Which lines in the material below contain the word "العربية"? Copy each of them.

## BEGIN

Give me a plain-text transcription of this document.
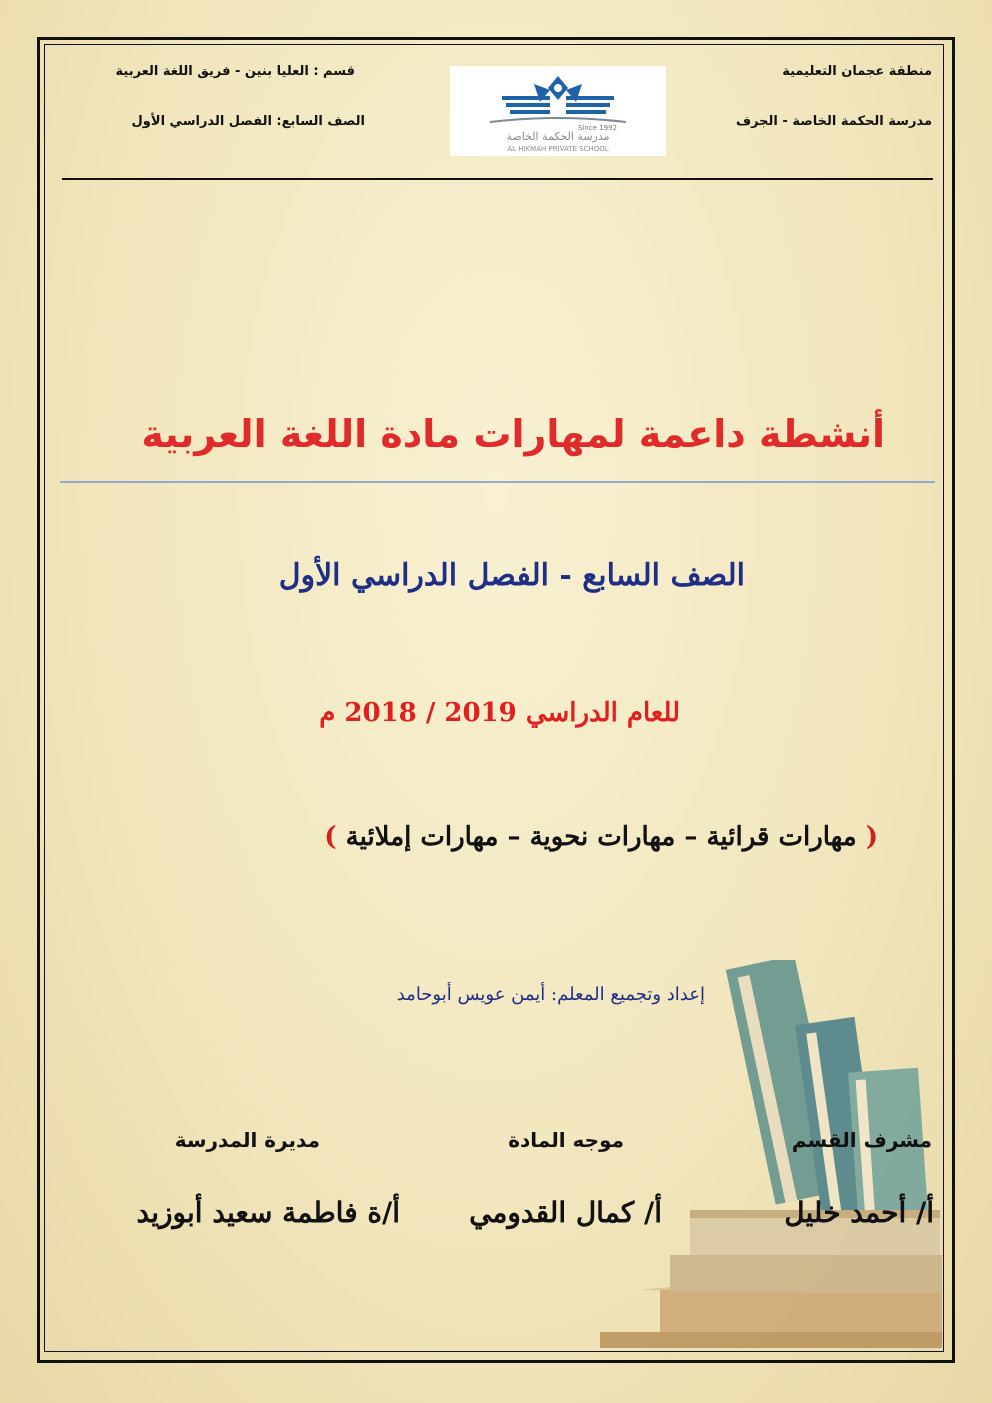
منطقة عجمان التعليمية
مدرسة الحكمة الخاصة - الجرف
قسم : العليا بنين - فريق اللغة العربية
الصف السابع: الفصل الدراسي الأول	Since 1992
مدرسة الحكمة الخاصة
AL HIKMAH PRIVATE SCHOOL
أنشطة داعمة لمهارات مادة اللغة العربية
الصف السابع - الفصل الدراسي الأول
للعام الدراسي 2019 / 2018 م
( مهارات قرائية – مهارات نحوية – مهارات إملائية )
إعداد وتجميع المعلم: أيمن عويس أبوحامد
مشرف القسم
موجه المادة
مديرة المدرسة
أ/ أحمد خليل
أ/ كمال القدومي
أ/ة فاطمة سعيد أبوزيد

## END

### Written answer:
قسم : العليا بنين - فريق اللغة العربية
أنشطة داعمة لمهارات مادة اللغة العربية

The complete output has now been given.